* _YOUR TASK_
Recast each line of the material below as a row of a Markdown table with two columns, No. for the row number and Entry for the line, and leave out any blank lines.

##### DATASET

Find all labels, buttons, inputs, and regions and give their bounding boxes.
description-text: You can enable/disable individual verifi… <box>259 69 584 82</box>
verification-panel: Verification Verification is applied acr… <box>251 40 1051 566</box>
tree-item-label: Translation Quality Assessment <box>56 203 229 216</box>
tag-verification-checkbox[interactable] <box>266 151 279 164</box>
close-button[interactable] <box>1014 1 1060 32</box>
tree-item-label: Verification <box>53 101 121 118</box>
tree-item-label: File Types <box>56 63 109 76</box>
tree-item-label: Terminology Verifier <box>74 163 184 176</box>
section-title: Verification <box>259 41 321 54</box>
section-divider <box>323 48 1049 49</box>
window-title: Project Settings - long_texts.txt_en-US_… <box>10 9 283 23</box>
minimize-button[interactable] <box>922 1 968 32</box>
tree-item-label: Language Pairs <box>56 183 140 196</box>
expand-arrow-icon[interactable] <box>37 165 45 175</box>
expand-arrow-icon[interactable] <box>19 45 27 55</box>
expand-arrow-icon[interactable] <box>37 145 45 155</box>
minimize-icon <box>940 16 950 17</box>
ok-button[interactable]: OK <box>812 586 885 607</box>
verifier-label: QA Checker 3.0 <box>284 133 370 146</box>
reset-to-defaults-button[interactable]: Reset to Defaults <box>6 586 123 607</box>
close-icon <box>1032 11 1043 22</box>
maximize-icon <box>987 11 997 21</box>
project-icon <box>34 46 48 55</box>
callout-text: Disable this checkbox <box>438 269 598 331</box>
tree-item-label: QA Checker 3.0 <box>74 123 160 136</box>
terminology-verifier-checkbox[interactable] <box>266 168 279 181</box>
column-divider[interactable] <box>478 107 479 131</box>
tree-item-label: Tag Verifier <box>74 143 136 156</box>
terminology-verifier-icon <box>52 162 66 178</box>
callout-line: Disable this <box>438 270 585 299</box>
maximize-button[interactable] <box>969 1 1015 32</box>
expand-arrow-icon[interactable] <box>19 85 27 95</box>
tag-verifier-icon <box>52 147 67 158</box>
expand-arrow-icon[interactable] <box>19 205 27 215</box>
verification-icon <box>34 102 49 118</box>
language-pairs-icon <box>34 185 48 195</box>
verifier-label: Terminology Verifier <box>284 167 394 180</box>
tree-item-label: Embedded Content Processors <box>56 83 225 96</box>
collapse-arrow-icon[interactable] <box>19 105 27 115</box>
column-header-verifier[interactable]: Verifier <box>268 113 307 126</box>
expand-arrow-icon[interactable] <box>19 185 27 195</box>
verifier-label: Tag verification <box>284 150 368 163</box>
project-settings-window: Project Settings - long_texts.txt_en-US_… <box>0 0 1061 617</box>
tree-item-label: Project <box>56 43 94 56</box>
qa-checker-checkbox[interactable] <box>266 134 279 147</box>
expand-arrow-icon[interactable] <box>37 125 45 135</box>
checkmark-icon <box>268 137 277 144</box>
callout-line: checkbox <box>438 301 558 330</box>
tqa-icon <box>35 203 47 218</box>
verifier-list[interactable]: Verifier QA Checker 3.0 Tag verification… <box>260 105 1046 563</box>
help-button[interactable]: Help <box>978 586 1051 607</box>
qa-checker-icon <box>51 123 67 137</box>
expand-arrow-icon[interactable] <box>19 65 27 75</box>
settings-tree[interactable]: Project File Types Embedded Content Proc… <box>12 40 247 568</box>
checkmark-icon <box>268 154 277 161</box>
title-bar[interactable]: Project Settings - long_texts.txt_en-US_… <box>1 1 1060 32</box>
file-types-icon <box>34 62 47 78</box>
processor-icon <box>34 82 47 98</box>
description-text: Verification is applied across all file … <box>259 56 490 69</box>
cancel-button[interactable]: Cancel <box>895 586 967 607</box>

##########

* _SOLUTION TO THE EXERCISE_
| No. | Entry |
|---|---|
| 1 | Find all labels, buttons, inputs, and regions and give their bounding boxes. |
| 2 | description-text: You can enable/disable individual verifi… <box>259 69 584 82</box> |
| 3 | verification-panel: Verification Verification is applied acr… <box>251 40 1051 566</box> |
| 4 | tree-item-label: Translation Quality Assessment <box>56 203 229 216</box> |
| 5 | tag-verification-checkbox[interactable] <box>266 151 279 164</box> |
| 6 | close-button[interactable] <box>1014 1 1060 32</box> |
| 7 | tree-item-label: Verification <box>53 101 121 118</box> |
| 8 | tree-item-label: File Types <box>56 63 109 76</box> |
| 9 | tree-item-label: Terminology Verifier <box>74 163 184 176</box> |
| 10 | section-title: Verification <box>259 41 321 54</box> |
| 11 | section-divider <box>323 48 1049 49</box> |
| 12 | window-title: Project Settings - long_texts.txt_en-US_… <box>10 9 283 23</box> |
| 13 | minimize-button[interactable] <box>922 1 968 32</box> |
| 14 | tree-item-label: Language Pairs <box>56 183 140 196</box> |
| 15 | expand-arrow-icon[interactable] <box>37 165 45 175</box> |
| 16 | expand-arrow-icon[interactable] <box>19 45 27 55</box> |
| 17 | expand-arrow-icon[interactable] <box>37 145 45 155</box> |
| 18 | minimize-icon <box>940 16 950 17</box> |
| 19 | ok-button[interactable]: OK <box>812 586 885 607</box> |
| 20 | verifier-label: QA Checker 3.0 <box>284 133 370 146</box> |
| 21 | reset-to-defaults-button[interactable]: Reset to Defaults <box>6 586 123 607</box> |
| 22 | close-icon <box>1032 11 1043 22</box> |
| 23 | maximize-icon <box>987 11 997 21</box> |
| 24 | project-icon <box>34 46 48 55</box> |
| 25 | callout-text: Disable this checkbox <box>438 269 598 331</box> |
| 26 | tree-item-label: QA Checker 3.0 <box>74 123 160 136</box> |
| 27 | terminology-verifier-checkbox[interactable] <box>266 168 279 181</box> |
| 28 | column-divider[interactable] <box>478 107 479 131</box> |
| 29 | tree-item-label: Tag Verifier <box>74 143 136 156</box> |
| 30 | terminology-verifier-icon <box>52 162 66 178</box> |
| 31 | callout-line: Disable this <box>438 270 585 299</box> |
| 32 | maximize-button[interactable] <box>969 1 1015 32</box> |
| 33 | expand-arrow-icon[interactable] <box>19 85 27 95</box> |
| 34 | tag-verifier-icon <box>52 147 67 158</box> |
| 35 | expand-arrow-icon[interactable] <box>19 205 27 215</box> |
| 36 | verification-icon <box>34 102 49 118</box> |
| 37 | language-pairs-icon <box>34 185 48 195</box> |
| 38 | verifier-label: Terminology Verifier <box>284 167 394 180</box> |
| 39 | tree-item-label: Embedded Content Processors <box>56 83 225 96</box> |
| 40 | collapse-arrow-icon[interactable] <box>19 105 27 115</box> |
| 41 | column-header-verifier[interactable]: Verifier <box>268 113 307 126</box> |
| 42 | expand-arrow-icon[interactable] <box>19 185 27 195</box> |
| 43 | verifier-label: Tag verification <box>284 150 368 163</box> |
| 44 | project-settings-window: Project Settings - long_texts.txt_en-US_… <box>0 0 1061 617</box> |
| 45 | tree-item-label: Project <box>56 43 94 56</box> |
| 46 | qa-checker-checkbox[interactable] <box>266 134 279 147</box> |
| 47 | expand-arrow-icon[interactable] <box>37 125 45 135</box> |
| 48 | checkmark-icon <box>268 137 277 144</box> |
| 49 | callout-line: checkbox <box>438 301 558 330</box> |
| 50 | tqa-icon <box>35 203 47 218</box> |
| 51 | verifier-list[interactable]: Verifier QA Checker 3.0 Tag verification… <box>260 105 1046 563</box> |
| 52 | help-button[interactable]: Help <box>978 586 1051 607</box> |
| 53 | qa-checker-icon <box>51 123 67 137</box> |
| 54 | expand-arrow-icon[interactable] <box>19 65 27 75</box> |
| 55 | settings-tree[interactable]: Project File Types Embedded Content Proc… <box>12 40 247 568</box> |
| 56 | checkmark-icon <box>268 154 277 161</box> |
| 57 | title-bar[interactable]: Project Settings - long_texts.txt_en-US_… <box>1 1 1060 32</box> |
| 58 | file-types-icon <box>34 62 47 78</box> |
| 59 | processor-icon <box>34 82 47 98</box> |
| 60 | description-text: Verification is applied across all file … <box>259 56 490 69</box> |
| 61 | cancel-button[interactable]: Cancel <box>895 586 967 607</box> |